> WHAT TO PRODUCE
Reproduce each of the following records verbatim, line for line.

> MATERIAL FOR THIS TASK
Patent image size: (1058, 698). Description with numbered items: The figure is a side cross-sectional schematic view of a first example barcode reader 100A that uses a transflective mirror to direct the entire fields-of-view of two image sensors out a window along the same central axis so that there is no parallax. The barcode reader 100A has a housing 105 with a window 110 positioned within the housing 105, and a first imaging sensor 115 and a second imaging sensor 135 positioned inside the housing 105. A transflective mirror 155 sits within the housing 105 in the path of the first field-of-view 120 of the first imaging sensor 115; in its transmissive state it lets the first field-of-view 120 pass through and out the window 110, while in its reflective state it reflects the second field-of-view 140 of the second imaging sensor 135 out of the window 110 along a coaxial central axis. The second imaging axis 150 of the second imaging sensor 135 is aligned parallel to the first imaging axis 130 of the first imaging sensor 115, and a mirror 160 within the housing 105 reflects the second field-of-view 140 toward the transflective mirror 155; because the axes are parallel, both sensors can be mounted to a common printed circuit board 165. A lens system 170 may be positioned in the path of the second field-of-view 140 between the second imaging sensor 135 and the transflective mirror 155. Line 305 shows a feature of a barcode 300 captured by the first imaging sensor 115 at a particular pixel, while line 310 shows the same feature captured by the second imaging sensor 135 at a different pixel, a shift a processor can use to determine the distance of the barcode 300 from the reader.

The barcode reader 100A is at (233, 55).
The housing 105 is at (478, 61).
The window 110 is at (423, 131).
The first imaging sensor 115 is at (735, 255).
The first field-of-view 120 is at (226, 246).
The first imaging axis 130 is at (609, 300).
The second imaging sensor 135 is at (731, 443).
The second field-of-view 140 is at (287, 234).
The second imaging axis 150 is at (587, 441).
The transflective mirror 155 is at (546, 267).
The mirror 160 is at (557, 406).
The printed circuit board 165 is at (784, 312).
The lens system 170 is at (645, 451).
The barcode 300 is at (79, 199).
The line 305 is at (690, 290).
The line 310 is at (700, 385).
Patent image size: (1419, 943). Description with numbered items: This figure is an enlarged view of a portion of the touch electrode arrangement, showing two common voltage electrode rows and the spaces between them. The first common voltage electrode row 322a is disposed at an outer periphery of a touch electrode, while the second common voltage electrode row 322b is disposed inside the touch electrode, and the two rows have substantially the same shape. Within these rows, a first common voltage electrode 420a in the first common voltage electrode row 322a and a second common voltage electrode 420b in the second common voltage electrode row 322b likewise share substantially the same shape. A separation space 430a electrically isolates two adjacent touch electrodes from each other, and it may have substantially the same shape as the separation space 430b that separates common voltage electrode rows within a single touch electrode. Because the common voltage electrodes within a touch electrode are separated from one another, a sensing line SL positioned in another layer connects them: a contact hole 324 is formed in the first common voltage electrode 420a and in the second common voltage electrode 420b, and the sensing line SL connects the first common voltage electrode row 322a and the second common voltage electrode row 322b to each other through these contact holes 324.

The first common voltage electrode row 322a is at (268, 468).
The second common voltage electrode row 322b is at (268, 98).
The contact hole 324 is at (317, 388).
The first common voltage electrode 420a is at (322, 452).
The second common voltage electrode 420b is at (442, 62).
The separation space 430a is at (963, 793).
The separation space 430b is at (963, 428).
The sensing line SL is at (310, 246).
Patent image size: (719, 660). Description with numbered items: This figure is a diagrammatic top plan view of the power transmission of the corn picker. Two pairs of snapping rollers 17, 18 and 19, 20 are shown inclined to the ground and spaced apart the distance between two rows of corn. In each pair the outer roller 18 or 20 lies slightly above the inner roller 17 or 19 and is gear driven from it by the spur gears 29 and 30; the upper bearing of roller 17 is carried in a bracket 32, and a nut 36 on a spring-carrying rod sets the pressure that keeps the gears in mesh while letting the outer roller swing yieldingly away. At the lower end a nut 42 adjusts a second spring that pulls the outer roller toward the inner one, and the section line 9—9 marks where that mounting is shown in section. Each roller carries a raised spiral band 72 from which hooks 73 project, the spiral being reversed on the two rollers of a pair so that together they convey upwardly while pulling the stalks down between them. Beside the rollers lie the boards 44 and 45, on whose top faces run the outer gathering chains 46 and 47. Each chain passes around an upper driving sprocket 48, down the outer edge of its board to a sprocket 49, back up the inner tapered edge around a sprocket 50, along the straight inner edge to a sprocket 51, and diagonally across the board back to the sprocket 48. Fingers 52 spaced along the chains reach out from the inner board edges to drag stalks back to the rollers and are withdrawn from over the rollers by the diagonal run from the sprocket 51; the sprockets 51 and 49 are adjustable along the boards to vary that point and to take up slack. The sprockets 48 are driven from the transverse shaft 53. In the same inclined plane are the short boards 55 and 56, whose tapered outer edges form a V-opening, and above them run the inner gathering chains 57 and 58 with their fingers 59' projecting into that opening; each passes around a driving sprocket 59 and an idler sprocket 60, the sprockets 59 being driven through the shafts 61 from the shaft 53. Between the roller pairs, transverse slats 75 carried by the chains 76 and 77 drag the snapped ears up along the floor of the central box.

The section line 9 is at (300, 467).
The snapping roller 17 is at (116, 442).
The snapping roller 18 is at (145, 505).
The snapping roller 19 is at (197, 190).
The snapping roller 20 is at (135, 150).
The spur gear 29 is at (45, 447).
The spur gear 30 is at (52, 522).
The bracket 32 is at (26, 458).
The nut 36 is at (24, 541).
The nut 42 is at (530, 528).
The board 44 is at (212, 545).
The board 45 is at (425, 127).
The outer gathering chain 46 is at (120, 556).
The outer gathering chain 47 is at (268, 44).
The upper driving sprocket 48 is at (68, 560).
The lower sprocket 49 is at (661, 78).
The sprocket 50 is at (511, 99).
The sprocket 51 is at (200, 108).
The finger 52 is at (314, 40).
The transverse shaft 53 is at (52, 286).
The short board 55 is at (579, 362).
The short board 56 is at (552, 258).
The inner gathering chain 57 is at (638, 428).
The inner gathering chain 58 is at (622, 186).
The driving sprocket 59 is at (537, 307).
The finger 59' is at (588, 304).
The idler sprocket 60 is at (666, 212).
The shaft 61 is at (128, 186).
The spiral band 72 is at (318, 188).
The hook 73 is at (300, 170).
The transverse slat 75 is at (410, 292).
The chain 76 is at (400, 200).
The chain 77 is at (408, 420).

> REPLY
Patent image size: (1058, 698). Description with numbered items: The figure is a side cross-sectional schematic view of a first example barcode reader 100A that uses a transflective mirror to direct the entire fields-of-view of two image sensors out a window along the same central axis so that there is no parallax. The barcode reader 100A has a housing 105 with a window 110 positioned within the housing 105, and a first imaging sensor 115 and a second imaging sensor 135 positioned inside the housing 105. A transflective mirror 155 sits within the housing 105 in the path of the first field-of-view 120 of the first imaging sensor 115; in its transmissive state it lets the first field-of-view 120 pass through and out the window 110, while in its reflective state it reflects the second field-of-view 140 of the second imaging sensor 135 out of the window 110 along a coaxial central axis. The second imaging axis 150 of the second imaging sensor 135 is aligned parallel to the first imaging axis 130 of the first imaging sensor 115, and a mirror 160 within the housing 105 reflects the second field-of-view 140 toward the transflective mirror 155; because the axes are parallel, both sensors can be mounted to a common printed circuit board 165. A lens system 170 may be positioned in the path of the second field-of-view 140 between the second imaging sensor 135 and the transflective mirror 155. Line 305 shows a feature of a barcode 300 captured by the first imaging sensor 115 at a particular pixel, while line 310 shows the same feature captured by the second imaging sensor 135 at a different pixel, a shift a processor can use to determine the distance of the barcode 300 from the reader.

The barcode reader 100A is at (233, 55).
The housing 105 is at (478, 61).
The window 110 is at (423, 131).
The first imaging sensor 115 is at (735, 255).
The first field-of-view 120 is at (226, 246).
The first imaging axis 130 is at (609, 300).
The second imaging sensor 135 is at (731, 443).
The second field-of-view 140 is at (287, 234).
The second imaging axis 150 is at (587, 441).
The transflective mirror 155 is at (546, 267).
The mirror 160 is at (557, 406).
The printed circuit board 165 is at (784, 312).
The lens system 170 is at (645, 451).
The barcode 300 is at (79, 199).
The line 305 is at (690, 290).
The line 310 is at (700, 385).
Patent image size: (1419, 943). Description with numbered items: This figure is an enlarged view of a portion of the touch electrode arrangement, showing two common voltage electrode rows and the spaces between them. The first common voltage electrode row 322a is disposed at an outer periphery of a touch electrode, while the second common voltage electrode row 322b is disposed inside the touch electrode, and the two rows have substantially the same shape. Within these rows, a first common voltage electrode 420a in the first common voltage electrode row 322a and a second common voltage electrode 420b in the second common voltage electrode row 322b likewise share substantially the same shape. A separation space 430a electrically isolates two adjacent touch electrodes from each other, and it may have substantially the same shape as the separation space 430b that separates common voltage electrode rows within a single touch electrode. Because the common voltage electrodes within a touch electrode are separated from one another, a sensing line SL positioned in another layer connects them: a contact hole 324 is formed in the first common voltage electrode 420a and in the second common voltage electrode 420b, and the sensing line SL connects the first common voltage electrode row 322a and the second common voltage electrode row 322b to each other through these contact holes 324.

The first common voltage electrode row 322a is at (268, 468).
The second common voltage electrode row 322b is at (268, 98).
The contact hole 324 is at (317, 388).
The first common voltage electrode 420a is at (322, 452).
The second common voltage electrode 420b is at (442, 62).
The separation space 430a is at (963, 793).
The separation space 430b is at (963, 428).
The sensing line SL is at (310, 246).
Patent image size: (719, 660). Description with numbered items: This figure is a diagrammatic top plan view of the power transmission of the corn picker. Two pairs of snapping rollers 17, 18 and 19, 20 are shown inclined to the ground and spaced apart the distance between two rows of corn. In each pair the outer roller 18 or 20 lies slightly above the inner roller 17 or 19 and is gear driven from it by the spur gears 29 and 30; the upper bearing of roller 17 is carried in a bracket 32, and a nut 36 on a spring-carrying rod sets the pressure that keeps the gears in mesh while letting the outer roller swing yieldingly away. At the lower end a nut 42 adjusts a second spring that pulls the outer roller toward the inner one, and the section line 9—9 marks where that mounting is shown in section. Each roller carries a raised spiral band 72 from which hooks 73 project, the spiral being reversed on the two rollers of a pair so that together they convey upwardly while pulling the stalks down between them. Beside the rollers lie the boards 44 and 45, on whose top faces run the outer gathering chains 46 and 47. Each chain passes around an upper driving sprocket 48, down the outer edge of its board to a sprocket 49, back up the inner tapered edge around a sprocket 50, along the straight inner edge to a sprocket 51, and diagonally across the board back to the sprocket 48. Fingers 52 spaced along the chains reach out from the inner board edges to drag stalks back to the rollers and are withdrawn from over the rollers by the diagonal run from the sprocket 51; the sprockets 51 and 49 are adjustable along the boards to vary that point and to take up slack. The sprockets 48 are driven from the transverse shaft 53. In the same inclined plane are the short boards 55 and 56, whose tapered outer edges form a V-opening, and above them run the inner gathering chains 57 and 58 with their fingers 59' projecting into that opening; each passes around a driving sprocket 59 and an idler sprocket 60, the sprockets 59 being driven through the shafts 61 from the shaft 53. Between the roller pairs, transverse slats 75 carried by the chains 76 and 77 drag the snapped ears up along the floor of the central box.

The section line 9 is at (300, 467).
The snapping roller 17 is at (116, 442).
The snapping roller 18 is at (145, 505).
The snapping roller 19 is at (197, 190).
The snapping roller 20 is at (135, 150).
The spur gear 29 is at (45, 447).
The spur gear 30 is at (52, 522).
The bracket 32 is at (26, 458).
The nut 36 is at (24, 541).
The nut 42 is at (530, 528).
The board 44 is at (212, 545).
The board 45 is at (425, 127).
The outer gathering chain 46 is at (120, 556).
The outer gathering chain 47 is at (268, 44).
The upper driving sprocket 48 is at (68, 560).
The lower sprocket 49 is at (661, 78).
The sprocket 50 is at (511, 99).
The sprocket 51 is at (200, 108).
The finger 52 is at (314, 40).
The transverse shaft 53 is at (52, 286).
The short board 55 is at (579, 362).
The short board 56 is at (552, 258).
The inner gathering chain 57 is at (638, 428).
The inner gathering chain 58 is at (622, 186).
The driving sprocket 59 is at (537, 307).
The finger 59' is at (588, 304).
The idler sprocket 60 is at (666, 212).
The shaft 61 is at (128, 186).
The spiral band 72 is at (318, 188).
The hook 73 is at (300, 170).
The transverse slat 75 is at (410, 292).
The chain 76 is at (400, 200).
The chain 77 is at (408, 420).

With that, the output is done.